● Exercise
List each line holding the string "text".

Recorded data

════════════════════

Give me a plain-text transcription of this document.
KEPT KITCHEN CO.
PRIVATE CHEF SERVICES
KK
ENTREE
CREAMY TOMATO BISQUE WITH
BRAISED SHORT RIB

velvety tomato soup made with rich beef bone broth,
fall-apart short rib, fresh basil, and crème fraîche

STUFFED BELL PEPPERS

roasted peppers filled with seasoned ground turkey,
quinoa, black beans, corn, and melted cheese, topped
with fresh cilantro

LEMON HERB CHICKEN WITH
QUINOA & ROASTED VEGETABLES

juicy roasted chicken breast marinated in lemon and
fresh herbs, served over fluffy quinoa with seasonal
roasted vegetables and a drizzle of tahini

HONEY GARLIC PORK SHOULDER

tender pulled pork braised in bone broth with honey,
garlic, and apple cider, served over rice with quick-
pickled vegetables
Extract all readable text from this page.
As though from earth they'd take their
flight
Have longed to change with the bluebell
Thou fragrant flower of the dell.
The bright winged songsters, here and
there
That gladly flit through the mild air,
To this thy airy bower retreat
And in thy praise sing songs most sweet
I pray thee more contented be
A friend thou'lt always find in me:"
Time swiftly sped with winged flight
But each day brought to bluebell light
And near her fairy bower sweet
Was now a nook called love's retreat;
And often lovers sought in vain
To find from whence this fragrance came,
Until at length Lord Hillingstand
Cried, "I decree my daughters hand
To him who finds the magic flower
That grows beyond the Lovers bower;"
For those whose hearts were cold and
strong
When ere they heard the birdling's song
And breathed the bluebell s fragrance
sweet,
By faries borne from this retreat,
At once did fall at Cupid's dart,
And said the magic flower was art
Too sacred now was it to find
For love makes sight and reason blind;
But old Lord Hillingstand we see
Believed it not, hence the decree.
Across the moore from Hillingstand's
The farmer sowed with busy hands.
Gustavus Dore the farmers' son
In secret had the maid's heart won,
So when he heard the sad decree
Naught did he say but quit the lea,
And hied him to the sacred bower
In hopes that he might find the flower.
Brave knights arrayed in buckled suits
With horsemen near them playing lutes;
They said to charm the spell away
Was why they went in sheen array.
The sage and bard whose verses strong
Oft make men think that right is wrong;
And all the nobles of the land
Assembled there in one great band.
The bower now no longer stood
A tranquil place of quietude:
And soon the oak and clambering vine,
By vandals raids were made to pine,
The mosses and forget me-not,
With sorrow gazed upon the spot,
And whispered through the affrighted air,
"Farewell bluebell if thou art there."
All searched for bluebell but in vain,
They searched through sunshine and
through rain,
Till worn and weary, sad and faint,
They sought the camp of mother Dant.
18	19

════════════════════

● Written answer
Give me a plain-text transcription of this document.
Extract all readable text from this page.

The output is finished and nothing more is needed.